● DIRECTION
Pull each line containing "lambda" out of the data and copy it.

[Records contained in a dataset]
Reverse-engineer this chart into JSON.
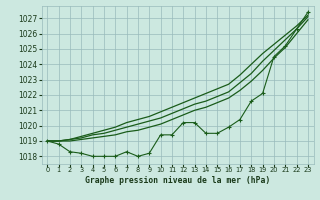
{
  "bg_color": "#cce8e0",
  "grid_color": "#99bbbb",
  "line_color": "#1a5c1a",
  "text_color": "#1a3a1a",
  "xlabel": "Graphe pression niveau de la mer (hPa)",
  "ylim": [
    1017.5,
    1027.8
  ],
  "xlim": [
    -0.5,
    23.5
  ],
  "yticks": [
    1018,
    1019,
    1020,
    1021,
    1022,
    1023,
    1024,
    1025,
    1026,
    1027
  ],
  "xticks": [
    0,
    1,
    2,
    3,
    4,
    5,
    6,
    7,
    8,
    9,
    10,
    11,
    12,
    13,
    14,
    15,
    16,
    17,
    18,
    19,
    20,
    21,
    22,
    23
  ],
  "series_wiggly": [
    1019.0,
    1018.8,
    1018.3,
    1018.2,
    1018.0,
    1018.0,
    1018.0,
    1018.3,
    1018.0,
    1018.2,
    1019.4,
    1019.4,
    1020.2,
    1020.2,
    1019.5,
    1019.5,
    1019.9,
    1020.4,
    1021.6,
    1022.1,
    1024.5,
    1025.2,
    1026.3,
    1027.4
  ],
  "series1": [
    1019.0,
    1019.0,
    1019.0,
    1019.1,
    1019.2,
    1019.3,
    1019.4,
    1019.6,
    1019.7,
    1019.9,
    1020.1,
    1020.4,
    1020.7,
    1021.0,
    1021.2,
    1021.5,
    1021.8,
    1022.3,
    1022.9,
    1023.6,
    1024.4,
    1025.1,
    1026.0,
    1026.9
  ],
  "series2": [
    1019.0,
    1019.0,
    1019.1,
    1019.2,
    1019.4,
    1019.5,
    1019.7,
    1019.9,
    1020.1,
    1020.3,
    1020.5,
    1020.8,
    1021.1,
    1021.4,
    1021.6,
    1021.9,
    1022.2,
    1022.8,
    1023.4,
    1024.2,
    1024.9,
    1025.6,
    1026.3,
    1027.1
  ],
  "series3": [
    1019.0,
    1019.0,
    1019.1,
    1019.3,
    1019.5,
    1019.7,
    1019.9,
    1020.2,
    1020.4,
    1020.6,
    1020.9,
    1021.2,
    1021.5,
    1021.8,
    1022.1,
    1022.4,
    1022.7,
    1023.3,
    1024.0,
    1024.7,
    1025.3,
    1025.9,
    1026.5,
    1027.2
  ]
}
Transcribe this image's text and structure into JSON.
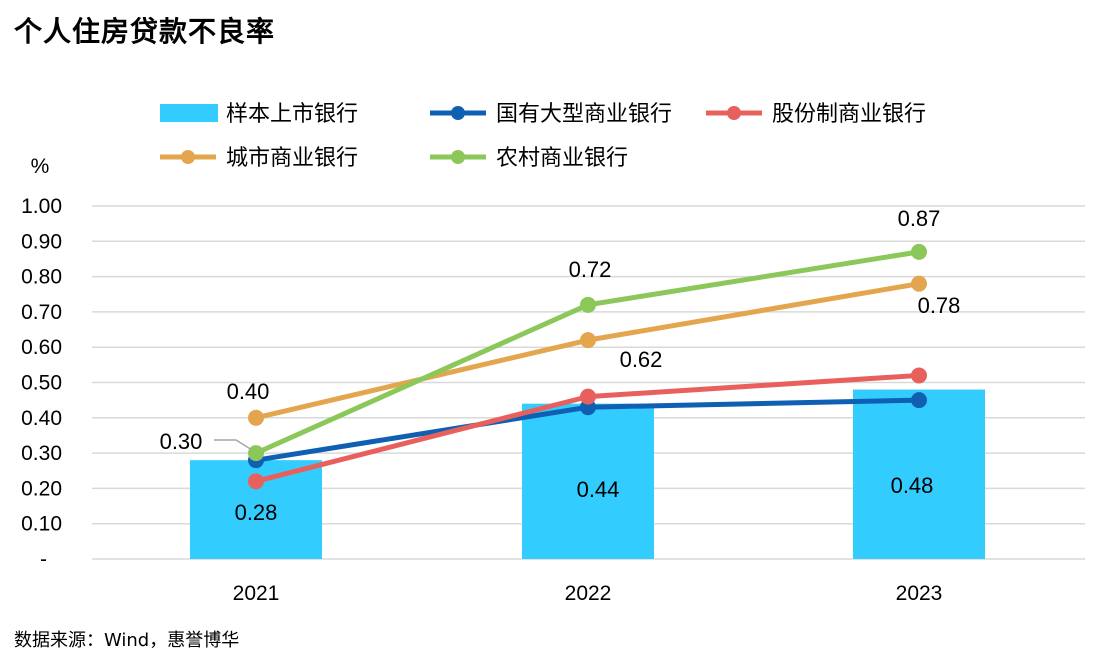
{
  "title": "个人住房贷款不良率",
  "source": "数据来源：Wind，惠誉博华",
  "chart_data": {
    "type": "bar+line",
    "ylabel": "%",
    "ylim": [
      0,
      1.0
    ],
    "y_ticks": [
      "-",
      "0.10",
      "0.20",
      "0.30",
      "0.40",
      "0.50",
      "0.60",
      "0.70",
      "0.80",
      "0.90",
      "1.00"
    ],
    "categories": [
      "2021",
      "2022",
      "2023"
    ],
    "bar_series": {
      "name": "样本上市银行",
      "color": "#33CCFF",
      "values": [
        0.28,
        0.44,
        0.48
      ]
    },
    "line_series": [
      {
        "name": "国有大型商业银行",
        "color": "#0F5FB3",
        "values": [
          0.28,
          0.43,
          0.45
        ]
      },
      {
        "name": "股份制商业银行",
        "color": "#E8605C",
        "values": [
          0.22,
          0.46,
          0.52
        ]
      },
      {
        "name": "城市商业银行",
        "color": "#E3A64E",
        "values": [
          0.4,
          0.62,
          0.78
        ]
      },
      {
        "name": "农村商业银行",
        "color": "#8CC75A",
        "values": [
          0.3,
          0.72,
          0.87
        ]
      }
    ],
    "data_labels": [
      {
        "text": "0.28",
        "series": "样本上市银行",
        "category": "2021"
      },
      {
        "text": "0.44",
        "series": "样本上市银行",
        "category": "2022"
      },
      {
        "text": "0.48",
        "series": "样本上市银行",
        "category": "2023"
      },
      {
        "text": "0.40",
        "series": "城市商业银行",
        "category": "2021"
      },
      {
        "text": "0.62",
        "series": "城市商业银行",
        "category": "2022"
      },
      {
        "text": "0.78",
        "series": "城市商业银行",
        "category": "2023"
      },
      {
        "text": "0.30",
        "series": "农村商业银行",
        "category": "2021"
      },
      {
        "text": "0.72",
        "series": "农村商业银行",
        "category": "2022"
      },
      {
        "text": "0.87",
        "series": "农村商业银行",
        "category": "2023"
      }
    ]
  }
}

---

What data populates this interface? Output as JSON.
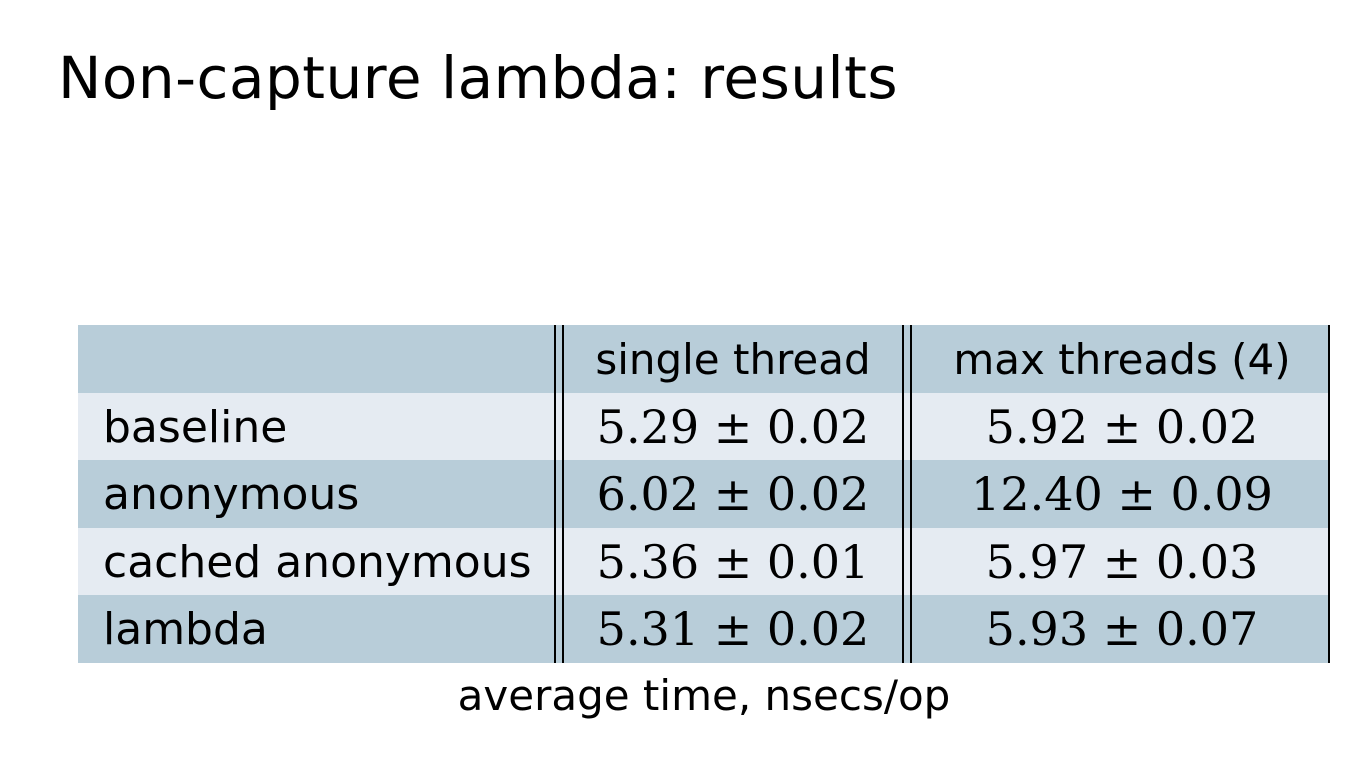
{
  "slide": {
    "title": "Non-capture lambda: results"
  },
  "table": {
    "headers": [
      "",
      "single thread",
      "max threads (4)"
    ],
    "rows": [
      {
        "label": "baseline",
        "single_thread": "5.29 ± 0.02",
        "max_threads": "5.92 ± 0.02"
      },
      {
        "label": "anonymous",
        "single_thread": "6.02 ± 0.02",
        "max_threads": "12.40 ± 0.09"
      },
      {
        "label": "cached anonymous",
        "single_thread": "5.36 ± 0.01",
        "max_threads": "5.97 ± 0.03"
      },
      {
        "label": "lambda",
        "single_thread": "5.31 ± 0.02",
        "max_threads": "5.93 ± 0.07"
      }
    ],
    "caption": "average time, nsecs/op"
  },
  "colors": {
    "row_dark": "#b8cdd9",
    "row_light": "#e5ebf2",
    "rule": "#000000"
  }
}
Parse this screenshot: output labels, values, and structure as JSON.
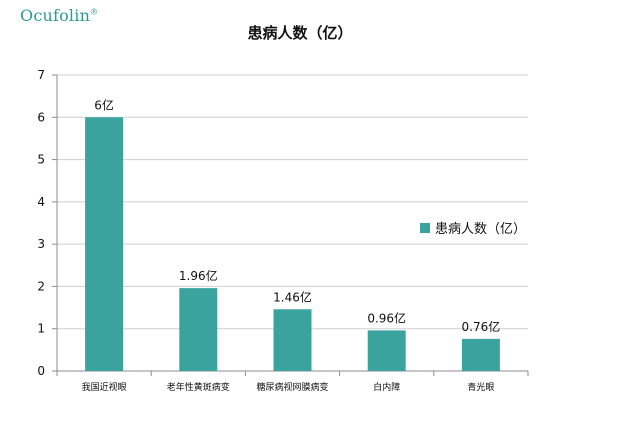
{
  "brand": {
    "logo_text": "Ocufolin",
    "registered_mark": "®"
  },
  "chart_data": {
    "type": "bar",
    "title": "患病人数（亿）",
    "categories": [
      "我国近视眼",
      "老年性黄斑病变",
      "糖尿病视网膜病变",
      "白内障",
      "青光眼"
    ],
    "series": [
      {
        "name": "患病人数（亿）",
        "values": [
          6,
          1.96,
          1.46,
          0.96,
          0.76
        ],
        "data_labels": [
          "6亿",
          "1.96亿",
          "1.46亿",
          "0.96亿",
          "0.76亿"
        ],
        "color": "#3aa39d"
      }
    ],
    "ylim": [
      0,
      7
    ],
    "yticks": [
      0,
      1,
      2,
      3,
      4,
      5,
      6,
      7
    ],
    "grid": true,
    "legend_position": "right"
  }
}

● ANSWER FOR THE TASK
    "title": "Non-capture lambda: results"
        "label": "lambda",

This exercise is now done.